Figure record listings
— BEGIN —

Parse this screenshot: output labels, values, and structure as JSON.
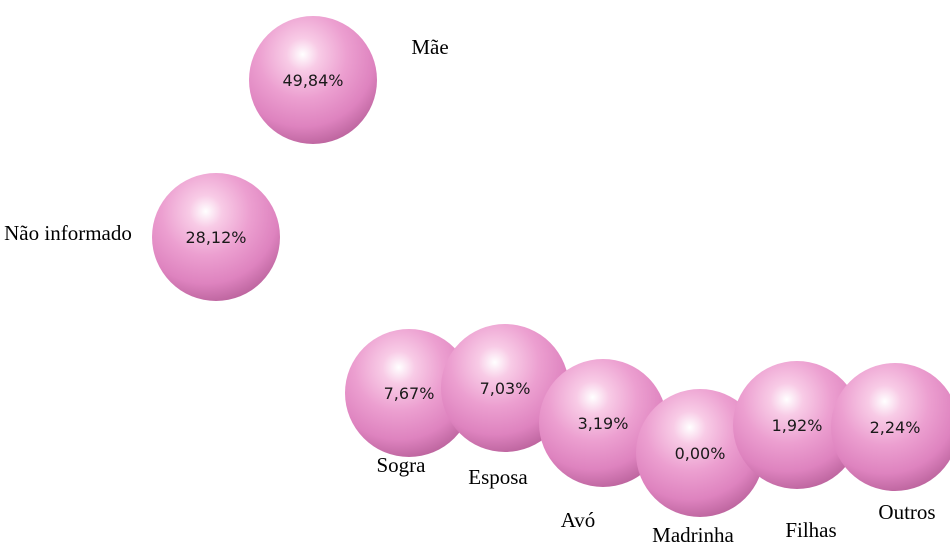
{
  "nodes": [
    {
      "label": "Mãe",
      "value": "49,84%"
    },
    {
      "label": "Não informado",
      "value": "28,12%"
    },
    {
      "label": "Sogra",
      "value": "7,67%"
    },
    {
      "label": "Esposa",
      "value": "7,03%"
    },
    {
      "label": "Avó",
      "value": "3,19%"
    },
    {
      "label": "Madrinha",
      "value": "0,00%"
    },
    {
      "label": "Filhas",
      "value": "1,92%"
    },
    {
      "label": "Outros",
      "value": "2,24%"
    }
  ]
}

— END —

> _EXERCISE DESCRIPTION_
Omit every picture, then reproduce the rest of the listing exactly.

> _EXERCISE RESULT_
Parse this screenshot: output labels, values, and structure as JSON.
{
  "nodes": [
    {
      "label": "Mãe",
      "value": "49,84%"
    },
    {
      "label": "Não informado",
      "value": "28,12%"
    },
    {
      "label": "Sogra",
      "value": "7,67%"
    },
    {
      "label": "Esposa",
      "value": "7,03%"
    },
    {
      "label": "Avó",
      "value": "3,19%"
    },
    {
      "label": "Madrinha",
      "value": "0,00%"
    },
    {
      "label": "Filhas",
      "value": "1,92%"
    },
    {
      "label": "Outros",
      "value": "2,24%"
    }
  ]
}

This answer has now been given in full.